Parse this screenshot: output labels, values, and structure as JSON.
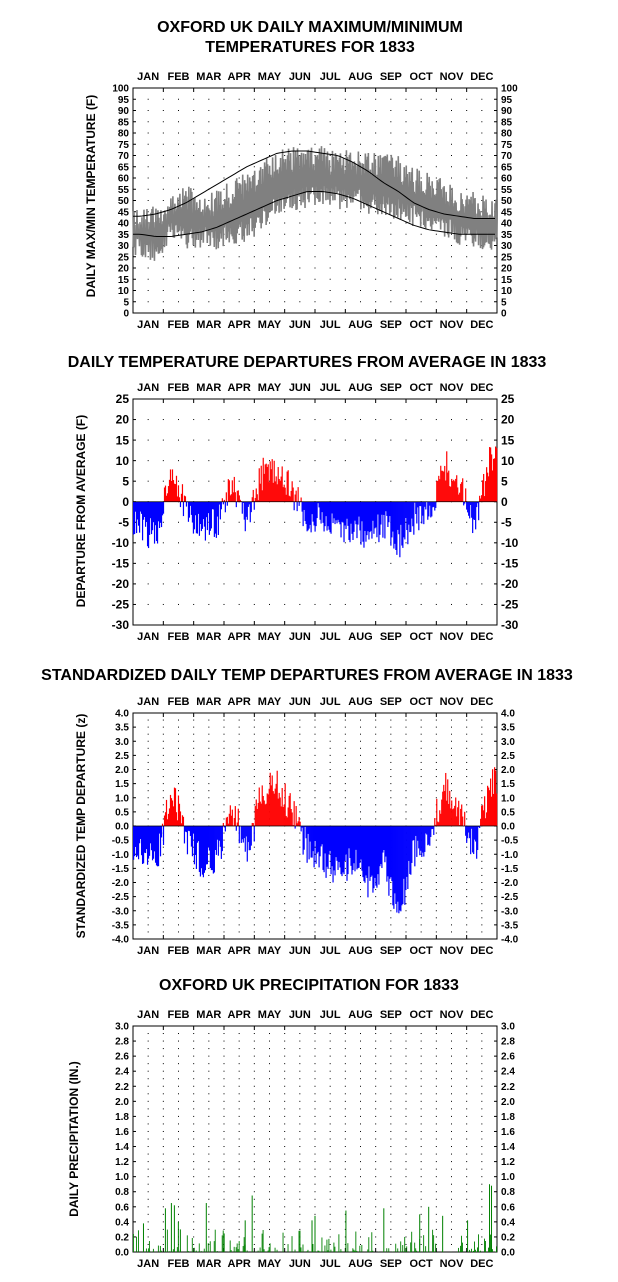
{
  "months": [
    "JAN",
    "FEB",
    "MAR",
    "APR",
    "MAY",
    "JUN",
    "JUL",
    "AUG",
    "SEP",
    "OCT",
    "NOV",
    "DEC"
  ],
  "colors": {
    "temp": "#808080",
    "avg": "#000000",
    "above": "#ff0000",
    "below": "#0000ff",
    "precip": "#008000",
    "grid": "#000000"
  },
  "chart_data": [
    {
      "type": "line",
      "title_line1": "OXFORD UK DAILY MAXIMUM/MINIMUM",
      "title_line2": "TEMPERATURES FOR 1833",
      "ylabel": "DAILY MAX/MIN TEMPERATURE (F)",
      "xlabel": "",
      "ylim": [
        0,
        100
      ],
      "ytick_step": 5,
      "yticks": [
        "0",
        "5",
        "10",
        "15",
        "20",
        "25",
        "30",
        "35",
        "40",
        "45",
        "50",
        "55",
        "60",
        "65",
        "70",
        "75",
        "80",
        "85",
        "90",
        "95",
        "100"
      ],
      "grid": true,
      "series": [
        {
          "role": "daily-max",
          "color": "#808080",
          "values_by_half_month": [
            40,
            43,
            48,
            52,
            45,
            49,
            53,
            57,
            62,
            66,
            68,
            67,
            69,
            66,
            67,
            66,
            65,
            64,
            59,
            58,
            53,
            50,
            48,
            45
          ]
        },
        {
          "role": "daily-min",
          "color": "#808080",
          "values_by_half_month": [
            29,
            28,
            36,
            33,
            34,
            33,
            35,
            36,
            42,
            47,
            50,
            52,
            53,
            51,
            52,
            49,
            48,
            46,
            43,
            41,
            38,
            35,
            33,
            33
          ]
        },
        {
          "role": "average-max",
          "color": "#000000",
          "values_by_half_month": [
            43,
            44,
            46,
            49,
            53,
            57,
            61,
            65,
            68,
            71,
            72,
            72,
            71,
            70,
            67,
            63,
            58,
            54,
            49,
            46,
            44,
            43,
            42,
            42
          ]
        },
        {
          "role": "average-min",
          "color": "#000000",
          "values_by_half_month": [
            35,
            34,
            34,
            35,
            36,
            38,
            41,
            44,
            47,
            50,
            52,
            54,
            54,
            53,
            51,
            48,
            45,
            42,
            39,
            37,
            36,
            35,
            35,
            35
          ]
        }
      ]
    },
    {
      "type": "bar",
      "title": "DAILY TEMPERATURE DEPARTURES FROM AVERAGE IN 1833",
      "ylabel": "DEPARTURE FROM AVERAGE (F)",
      "xlabel": "",
      "ylim": [
        -30,
        25
      ],
      "ytick_step": 5,
      "yticks": [
        "25",
        "20",
        "15",
        "10",
        "5",
        "0",
        "-5",
        "-10",
        "-15",
        "-20",
        "-25",
        "-30"
      ],
      "grid": true,
      "colors": {
        "positive": "#ff0000",
        "negative": "#0000ff"
      },
      "departures_by_half_month": [
        -6,
        -9,
        9,
        -3,
        -7,
        -5,
        4,
        -6,
        7,
        8,
        2,
        -5,
        -4,
        -8,
        -6,
        -9,
        -5,
        -10,
        -4,
        -3,
        9,
        4,
        -5,
        10
      ]
    },
    {
      "type": "bar",
      "title": "STANDARDIZED DAILY TEMP DEPARTURES FROM AVERAGE IN 1833",
      "ylabel": "STANDARDIZED TEMP DEPARTURE (z)",
      "xlabel": "",
      "ylim": [
        -4.0,
        4.0
      ],
      "ytick_step": 0.25,
      "yticks": [
        "4.0",
        "3.5",
        "3.0",
        "2.5",
        "2.0",
        "1.5",
        "1.0",
        "0.5",
        "0.0",
        "-0.5",
        "-1.0",
        "-1.5",
        "-2.0",
        "-2.5",
        "-3.0",
        "-3.5",
        "-4.0"
      ],
      "grid": true,
      "colors": {
        "positive": "#ff0000",
        "negative": "#0000ff"
      },
      "z_by_half_month": [
        -0.9,
        -1.4,
        1.4,
        -0.5,
        -1.3,
        -1.1,
        0.7,
        -1.0,
        1.3,
        1.5,
        0.4,
        -0.8,
        -1.2,
        -1.7,
        -1.2,
        -2.0,
        -1.4,
        -3.2,
        -0.9,
        -0.6,
        1.4,
        0.6,
        -1.0,
        1.6
      ]
    },
    {
      "type": "bar",
      "title": "OXFORD UK PRECIPITATION FOR 1833",
      "ylabel": "DAILY PRECIPITATION (IN.)",
      "xlabel": "",
      "ylim": [
        0,
        3.0
      ],
      "ytick_step": 0.1,
      "yticks": [
        "3.0",
        "2.8",
        "2.6",
        "2.4",
        "2.2",
        "2.0",
        "1.8",
        "1.6",
        "1.4",
        "1.2",
        "1.0",
        "0.8",
        "0.6",
        "0.4",
        "0.2",
        "0.0"
      ],
      "grid": true,
      "color": "#008000",
      "notable_daily_totals": [
        {
          "day": 10,
          "value": 0.38
        },
        {
          "day": 32,
          "value": 0.58
        },
        {
          "day": 38,
          "value": 0.65
        },
        {
          "day": 41,
          "value": 0.62
        },
        {
          "day": 45,
          "value": 0.4
        },
        {
          "day": 47,
          "value": 0.3
        },
        {
          "day": 73,
          "value": 0.65
        },
        {
          "day": 112,
          "value": 0.42
        },
        {
          "day": 119,
          "value": 0.75
        },
        {
          "day": 179,
          "value": 0.42
        },
        {
          "day": 182,
          "value": 0.48
        },
        {
          "day": 213,
          "value": 0.55
        },
        {
          "day": 251,
          "value": 0.58
        },
        {
          "day": 287,
          "value": 0.5
        },
        {
          "day": 296,
          "value": 0.6
        },
        {
          "day": 310,
          "value": 0.48
        },
        {
          "day": 335,
          "value": 0.42
        },
        {
          "day": 357,
          "value": 0.9
        },
        {
          "day": 359,
          "value": 0.88
        }
      ]
    }
  ]
}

■ **THE PROBLEM**:
Transcribe the records word for word and include no pictures.

■ **TASK SOLUTION**:
Parse this screenshot: output labels, values, and structure as JSON.
{
  "months": [
    "JAN",
    "FEB",
    "MAR",
    "APR",
    "MAY",
    "JUN",
    "JUL",
    "AUG",
    "SEP",
    "OCT",
    "NOV",
    "DEC"
  ],
  "colors": {
    "temp": "#808080",
    "avg": "#000000",
    "above": "#ff0000",
    "below": "#0000ff",
    "precip": "#008000",
    "grid": "#000000"
  },
  "chart_data": [
    {
      "type": "line",
      "title_line1": "OXFORD UK DAILY MAXIMUM/MINIMUM",
      "title_line2": "TEMPERATURES FOR 1833",
      "ylabel": "DAILY MAX/MIN TEMPERATURE (F)",
      "xlabel": "",
      "ylim": [
        0,
        100
      ],
      "ytick_step": 5,
      "yticks": [
        "0",
        "5",
        "10",
        "15",
        "20",
        "25",
        "30",
        "35",
        "40",
        "45",
        "50",
        "55",
        "60",
        "65",
        "70",
        "75",
        "80",
        "85",
        "90",
        "95",
        "100"
      ],
      "grid": true,
      "series": [
        {
          "role": "daily-max",
          "color": "#808080",
          "values_by_half_month": [
            40,
            43,
            48,
            52,
            45,
            49,
            53,
            57,
            62,
            66,
            68,
            67,
            69,
            66,
            67,
            66,
            65,
            64,
            59,
            58,
            53,
            50,
            48,
            45
          ]
        },
        {
          "role": "daily-min",
          "color": "#808080",
          "values_by_half_month": [
            29,
            28,
            36,
            33,
            34,
            33,
            35,
            36,
            42,
            47,
            50,
            52,
            53,
            51,
            52,
            49,
            48,
            46,
            43,
            41,
            38,
            35,
            33,
            33
          ]
        },
        {
          "role": "average-max",
          "color": "#000000",
          "values_by_half_month": [
            43,
            44,
            46,
            49,
            53,
            57,
            61,
            65,
            68,
            71,
            72,
            72,
            71,
            70,
            67,
            63,
            58,
            54,
            49,
            46,
            44,
            43,
            42,
            42
          ]
        },
        {
          "role": "average-min",
          "color": "#000000",
          "values_by_half_month": [
            35,
            34,
            34,
            35,
            36,
            38,
            41,
            44,
            47,
            50,
            52,
            54,
            54,
            53,
            51,
            48,
            45,
            42,
            39,
            37,
            36,
            35,
            35,
            35
          ]
        }
      ]
    },
    {
      "type": "bar",
      "title": "DAILY TEMPERATURE DEPARTURES FROM AVERAGE IN 1833",
      "ylabel": "DEPARTURE FROM AVERAGE (F)",
      "xlabel": "",
      "ylim": [
        -30,
        25
      ],
      "ytick_step": 5,
      "yticks": [
        "25",
        "20",
        "15",
        "10",
        "5",
        "0",
        "-5",
        "-10",
        "-15",
        "-20",
        "-25",
        "-30"
      ],
      "grid": true,
      "colors": {
        "positive": "#ff0000",
        "negative": "#0000ff"
      },
      "departures_by_half_month": [
        -6,
        -9,
        9,
        -3,
        -7,
        -5,
        4,
        -6,
        7,
        8,
        2,
        -5,
        -4,
        -8,
        -6,
        -9,
        -5,
        -10,
        -4,
        -3,
        9,
        4,
        -5,
        10
      ]
    },
    {
      "type": "bar",
      "title": "STANDARDIZED DAILY TEMP DEPARTURES FROM AVERAGE IN 1833",
      "ylabel": "STANDARDIZED TEMP DEPARTURE (z)",
      "xlabel": "",
      "ylim": [
        -4.0,
        4.0
      ],
      "ytick_step": 0.25,
      "yticks": [
        "4.0",
        "3.5",
        "3.0",
        "2.5",
        "2.0",
        "1.5",
        "1.0",
        "0.5",
        "0.0",
        "-0.5",
        "-1.0",
        "-1.5",
        "-2.0",
        "-2.5",
        "-3.0",
        "-3.5",
        "-4.0"
      ],
      "grid": true,
      "colors": {
        "positive": "#ff0000",
        "negative": "#0000ff"
      },
      "z_by_half_month": [
        -0.9,
        -1.4,
        1.4,
        -0.5,
        -1.3,
        -1.1,
        0.7,
        -1.0,
        1.3,
        1.5,
        0.4,
        -0.8,
        -1.2,
        -1.7,
        -1.2,
        -2.0,
        -1.4,
        -3.2,
        -0.9,
        -0.6,
        1.4,
        0.6,
        -1.0,
        1.6
      ]
    },
    {
      "type": "bar",
      "title": "OXFORD UK PRECIPITATION FOR 1833",
      "ylabel": "DAILY PRECIPITATION (IN.)",
      "xlabel": "",
      "ylim": [
        0,
        3.0
      ],
      "ytick_step": 0.1,
      "yticks": [
        "3.0",
        "2.8",
        "2.6",
        "2.4",
        "2.2",
        "2.0",
        "1.8",
        "1.6",
        "1.4",
        "1.2",
        "1.0",
        "0.8",
        "0.6",
        "0.4",
        "0.2",
        "0.0"
      ],
      "grid": true,
      "color": "#008000",
      "notable_daily_totals": [
        {
          "day": 10,
          "value": 0.38
        },
        {
          "day": 32,
          "value": 0.58
        },
        {
          "day": 38,
          "value": 0.65
        },
        {
          "day": 41,
          "value": 0.62
        },
        {
          "day": 45,
          "value": 0.4
        },
        {
          "day": 47,
          "value": 0.3
        },
        {
          "day": 73,
          "value": 0.65
        },
        {
          "day": 112,
          "value": 0.42
        },
        {
          "day": 119,
          "value": 0.75
        },
        {
          "day": 179,
          "value": 0.42
        },
        {
          "day": 182,
          "value": 0.48
        },
        {
          "day": 213,
          "value": 0.55
        },
        {
          "day": 251,
          "value": 0.58
        },
        {
          "day": 287,
          "value": 0.5
        },
        {
          "day": 296,
          "value": 0.6
        },
        {
          "day": 310,
          "value": 0.48
        },
        {
          "day": 335,
          "value": 0.42
        },
        {
          "day": 357,
          "value": 0.9
        },
        {
          "day": 359,
          "value": 0.88
        }
      ]
    }
  ]
}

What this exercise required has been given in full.